%%

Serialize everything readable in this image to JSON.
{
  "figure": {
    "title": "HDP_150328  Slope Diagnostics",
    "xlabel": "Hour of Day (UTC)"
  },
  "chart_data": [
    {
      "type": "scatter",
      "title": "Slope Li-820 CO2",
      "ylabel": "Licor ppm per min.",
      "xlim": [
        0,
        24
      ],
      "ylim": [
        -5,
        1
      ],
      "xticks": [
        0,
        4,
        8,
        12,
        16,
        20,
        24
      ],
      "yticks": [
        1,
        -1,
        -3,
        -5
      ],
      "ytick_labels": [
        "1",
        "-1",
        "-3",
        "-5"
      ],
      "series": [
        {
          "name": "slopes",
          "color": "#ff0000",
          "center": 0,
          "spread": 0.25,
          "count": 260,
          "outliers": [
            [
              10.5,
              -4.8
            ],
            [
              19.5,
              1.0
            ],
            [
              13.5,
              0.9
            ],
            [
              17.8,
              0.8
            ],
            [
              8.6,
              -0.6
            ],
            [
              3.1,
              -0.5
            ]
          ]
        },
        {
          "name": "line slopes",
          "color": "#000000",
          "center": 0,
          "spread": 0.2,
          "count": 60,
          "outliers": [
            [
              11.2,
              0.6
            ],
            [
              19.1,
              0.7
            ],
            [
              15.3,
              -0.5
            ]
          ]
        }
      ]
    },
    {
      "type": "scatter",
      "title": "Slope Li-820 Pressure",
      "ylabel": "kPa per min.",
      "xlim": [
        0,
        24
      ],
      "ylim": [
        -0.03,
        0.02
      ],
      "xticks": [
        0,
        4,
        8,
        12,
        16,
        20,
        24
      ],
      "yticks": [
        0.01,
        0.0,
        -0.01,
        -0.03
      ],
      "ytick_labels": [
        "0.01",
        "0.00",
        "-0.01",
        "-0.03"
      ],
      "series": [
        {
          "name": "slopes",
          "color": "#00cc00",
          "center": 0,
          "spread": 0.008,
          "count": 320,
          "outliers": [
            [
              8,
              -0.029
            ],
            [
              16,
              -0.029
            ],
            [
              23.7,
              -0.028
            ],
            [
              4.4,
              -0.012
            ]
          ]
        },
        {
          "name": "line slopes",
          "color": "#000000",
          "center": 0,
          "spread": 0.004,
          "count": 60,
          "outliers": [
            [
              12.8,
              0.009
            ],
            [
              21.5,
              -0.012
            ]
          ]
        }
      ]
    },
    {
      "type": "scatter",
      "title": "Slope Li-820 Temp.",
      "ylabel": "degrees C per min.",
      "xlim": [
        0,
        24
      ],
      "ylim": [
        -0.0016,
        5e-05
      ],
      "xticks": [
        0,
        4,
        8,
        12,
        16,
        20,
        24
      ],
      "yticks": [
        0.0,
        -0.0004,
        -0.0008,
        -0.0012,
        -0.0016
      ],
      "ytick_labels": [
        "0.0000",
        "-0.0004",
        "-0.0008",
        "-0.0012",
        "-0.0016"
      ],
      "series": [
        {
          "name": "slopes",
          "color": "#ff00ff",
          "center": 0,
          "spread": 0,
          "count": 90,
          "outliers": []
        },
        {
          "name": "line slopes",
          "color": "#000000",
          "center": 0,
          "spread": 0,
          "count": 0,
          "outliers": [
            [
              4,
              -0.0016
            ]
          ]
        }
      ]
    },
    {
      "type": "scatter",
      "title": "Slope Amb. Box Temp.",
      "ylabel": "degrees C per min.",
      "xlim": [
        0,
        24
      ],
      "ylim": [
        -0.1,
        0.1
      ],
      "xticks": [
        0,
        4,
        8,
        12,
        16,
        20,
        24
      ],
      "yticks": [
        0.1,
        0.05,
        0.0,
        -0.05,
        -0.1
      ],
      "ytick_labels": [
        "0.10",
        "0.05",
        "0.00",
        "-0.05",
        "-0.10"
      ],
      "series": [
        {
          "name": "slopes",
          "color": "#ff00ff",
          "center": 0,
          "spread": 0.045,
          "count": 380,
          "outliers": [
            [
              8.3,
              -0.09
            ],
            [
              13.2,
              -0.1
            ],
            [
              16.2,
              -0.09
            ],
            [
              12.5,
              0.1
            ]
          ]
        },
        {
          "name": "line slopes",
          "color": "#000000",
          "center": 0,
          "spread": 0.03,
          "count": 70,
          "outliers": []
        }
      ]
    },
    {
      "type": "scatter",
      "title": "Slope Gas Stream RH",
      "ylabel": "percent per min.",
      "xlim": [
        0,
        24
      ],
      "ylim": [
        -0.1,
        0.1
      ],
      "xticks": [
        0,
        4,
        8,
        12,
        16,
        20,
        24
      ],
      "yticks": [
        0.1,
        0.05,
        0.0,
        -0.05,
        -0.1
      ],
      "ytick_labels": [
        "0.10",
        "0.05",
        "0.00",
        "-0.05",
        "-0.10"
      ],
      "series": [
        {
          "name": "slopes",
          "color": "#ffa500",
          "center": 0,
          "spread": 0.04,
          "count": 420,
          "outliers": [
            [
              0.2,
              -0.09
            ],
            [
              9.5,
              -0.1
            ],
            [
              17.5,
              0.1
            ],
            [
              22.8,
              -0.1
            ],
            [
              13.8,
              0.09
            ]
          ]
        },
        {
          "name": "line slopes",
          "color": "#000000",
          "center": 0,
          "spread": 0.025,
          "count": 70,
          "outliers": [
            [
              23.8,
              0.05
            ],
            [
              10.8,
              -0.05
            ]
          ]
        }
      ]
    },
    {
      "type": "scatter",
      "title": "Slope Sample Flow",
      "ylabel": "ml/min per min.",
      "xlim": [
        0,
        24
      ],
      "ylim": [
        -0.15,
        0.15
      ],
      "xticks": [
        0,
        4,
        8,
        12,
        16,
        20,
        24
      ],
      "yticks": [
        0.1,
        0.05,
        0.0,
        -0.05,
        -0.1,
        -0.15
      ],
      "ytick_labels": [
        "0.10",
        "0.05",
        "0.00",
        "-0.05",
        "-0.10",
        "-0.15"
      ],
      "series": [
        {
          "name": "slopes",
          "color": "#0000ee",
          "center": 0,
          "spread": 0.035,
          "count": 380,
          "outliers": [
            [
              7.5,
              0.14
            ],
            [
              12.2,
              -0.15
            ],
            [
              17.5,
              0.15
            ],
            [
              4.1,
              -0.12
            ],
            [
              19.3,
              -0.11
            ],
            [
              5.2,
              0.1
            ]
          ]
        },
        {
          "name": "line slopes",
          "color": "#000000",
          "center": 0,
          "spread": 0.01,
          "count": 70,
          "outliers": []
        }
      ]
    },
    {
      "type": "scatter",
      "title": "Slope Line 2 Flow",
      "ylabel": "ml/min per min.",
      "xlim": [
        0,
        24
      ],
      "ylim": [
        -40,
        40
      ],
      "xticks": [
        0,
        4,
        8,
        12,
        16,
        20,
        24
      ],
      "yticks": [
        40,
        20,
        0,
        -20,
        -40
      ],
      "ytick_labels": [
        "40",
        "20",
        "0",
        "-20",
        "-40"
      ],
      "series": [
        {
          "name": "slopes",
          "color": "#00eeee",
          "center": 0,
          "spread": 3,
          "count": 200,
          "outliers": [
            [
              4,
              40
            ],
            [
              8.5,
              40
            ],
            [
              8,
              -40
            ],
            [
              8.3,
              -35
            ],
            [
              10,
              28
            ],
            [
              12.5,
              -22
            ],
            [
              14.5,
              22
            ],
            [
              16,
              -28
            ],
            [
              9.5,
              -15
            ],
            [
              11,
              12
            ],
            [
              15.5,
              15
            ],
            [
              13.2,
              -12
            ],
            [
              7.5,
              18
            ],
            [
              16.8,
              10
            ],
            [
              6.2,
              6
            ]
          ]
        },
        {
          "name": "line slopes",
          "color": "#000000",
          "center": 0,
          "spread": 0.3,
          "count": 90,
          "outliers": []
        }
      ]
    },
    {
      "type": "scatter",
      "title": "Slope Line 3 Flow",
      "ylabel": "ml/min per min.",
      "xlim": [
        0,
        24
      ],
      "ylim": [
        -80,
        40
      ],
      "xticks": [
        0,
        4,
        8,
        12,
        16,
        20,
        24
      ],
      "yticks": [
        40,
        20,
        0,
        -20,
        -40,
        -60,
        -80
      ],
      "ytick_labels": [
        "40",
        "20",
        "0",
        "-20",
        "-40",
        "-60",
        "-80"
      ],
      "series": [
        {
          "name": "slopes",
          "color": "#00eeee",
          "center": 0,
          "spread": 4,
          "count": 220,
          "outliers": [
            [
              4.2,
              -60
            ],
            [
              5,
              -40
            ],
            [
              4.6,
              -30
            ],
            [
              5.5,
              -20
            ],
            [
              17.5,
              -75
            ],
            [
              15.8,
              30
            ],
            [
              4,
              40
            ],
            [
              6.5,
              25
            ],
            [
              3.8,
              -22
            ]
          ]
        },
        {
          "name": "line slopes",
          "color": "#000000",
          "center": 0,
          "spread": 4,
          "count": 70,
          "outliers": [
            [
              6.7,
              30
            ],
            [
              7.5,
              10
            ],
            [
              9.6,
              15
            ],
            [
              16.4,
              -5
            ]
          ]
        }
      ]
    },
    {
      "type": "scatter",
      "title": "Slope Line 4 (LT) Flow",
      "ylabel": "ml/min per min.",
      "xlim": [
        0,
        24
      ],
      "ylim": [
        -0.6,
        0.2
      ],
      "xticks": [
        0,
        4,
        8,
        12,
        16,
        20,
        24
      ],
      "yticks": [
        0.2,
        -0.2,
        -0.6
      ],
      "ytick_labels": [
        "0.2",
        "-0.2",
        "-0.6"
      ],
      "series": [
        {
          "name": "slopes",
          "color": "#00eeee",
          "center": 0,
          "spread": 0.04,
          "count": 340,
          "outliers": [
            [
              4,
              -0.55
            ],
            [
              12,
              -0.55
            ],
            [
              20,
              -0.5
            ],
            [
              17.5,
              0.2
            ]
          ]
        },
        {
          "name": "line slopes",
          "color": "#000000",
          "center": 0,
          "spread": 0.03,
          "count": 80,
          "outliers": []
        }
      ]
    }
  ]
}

%%

- **Exercise details**:
Pull out every line containing "Flow".

- **Response below**:
      "title": "Slope Sample Flow",
      "title": "Slope Line 2 Flow",
      "title": "Slope Line 3 Flow",
      "title": "Slope Line 4 (LT) Flow",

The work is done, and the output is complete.